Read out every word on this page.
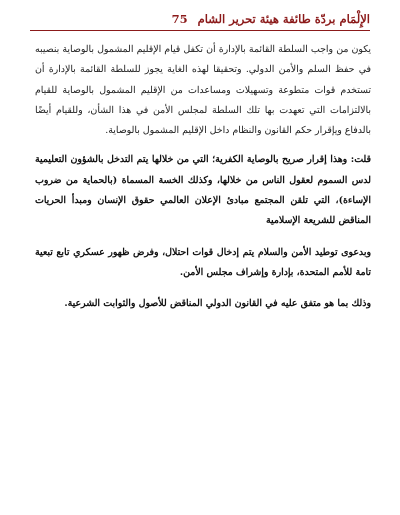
الإِلْمَام بردّة طائفة هيئة تحرير الشام
75

يكون من واجب السلطة القائمة بالإدارة أن تكفل قيام الإقليم المشمول بالوصاية بنصيبه في حفظ السلم والأمن الدولي. وتحقيقا لهذه الغاية يجوز للسلطة القائمة بالإدارة أن تستخدم قوات متطوعة وتسهيلات ومساعدات من الإقليم المشمول بالوصاية للقيام بالالتزامات التي تعهدت بها تلك السلطة لمجلس الأمن في هذا الشأن، وللقيام أيضًا بالدفاع ويإقرار حكم القانون والنظام داخل الإقليم المشمول بالوصاية.

قلت: وهذا إقرار صريح بالوصاية الكفرية؛ التي من خلالها يتم التدخل بالشؤون التعليمية لدس السموم لعقول الناس من خلالها، وكذلك الخسة المسماة (بالحماية من ضروب الإساءة)، التي تلقن المجتمع مبادئ الإعلان العالمي حقوق الإنسان ومبدأ الحريات المناقض للشريعة الإسلامية

وبدعوى توطيد الأمن والسلام يتم إدخال قوات احتلال، وفرض ظهور عسكري تابع تبعية تامة للأمم المتحدة، بإدارة وإشراف مجلس الأمن.

وذلك بما هو متفق عليه في القانون الدولي المناقض للأصول والثوابت الشرعية.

■ Your task
Restate the whole listing above exactly, please, omitting every image.

■ Output below
Read out every word on this page.
الإِلْمَام بردّة طائفة هيئة تحرير الشام
75

يكون من واجب السلطة القائمة بالإدارة أن تكفل قيام الإقليم المشمول بالوصاية بنصيبه في حفظ السلم والأمن الدولي. وتحقيقا لهذه الغاية يجوز للسلطة القائمة بالإدارة أن تستخدم قوات متطوعة وتسهيلات ومساعدات من الإقليم المشمول بالوصاية للقيام بالالتزامات التي تعهدت بها تلك السلطة لمجلس الأمن في هذا الشأن، وللقيام أيضًا بالدفاع ويإقرار حكم القانون والنظام داخل الإقليم المشمول بالوصاية.

قلت: وهذا إقرار صريح بالوصاية الكفرية؛ التي من خلالها يتم التدخل بالشؤون التعليمية لدس السموم لعقول الناس من خلالها، وكذلك الخسة المسماة (بالحماية من ضروب الإساءة)، التي تلقن المجتمع مبادئ الإعلان العالمي حقوق الإنسان ومبدأ الحريات المناقض للشريعة الإسلامية

وبدعوى توطيد الأمن والسلام يتم إدخال قوات احتلال، وفرض ظهور عسكري تابع تبعية تامة للأمم المتحدة، بإدارة وإشراف مجلس الأمن.

وذلك بما هو متفق عليه في القانون الدولي المناقض للأصول والثوابت الشرعية.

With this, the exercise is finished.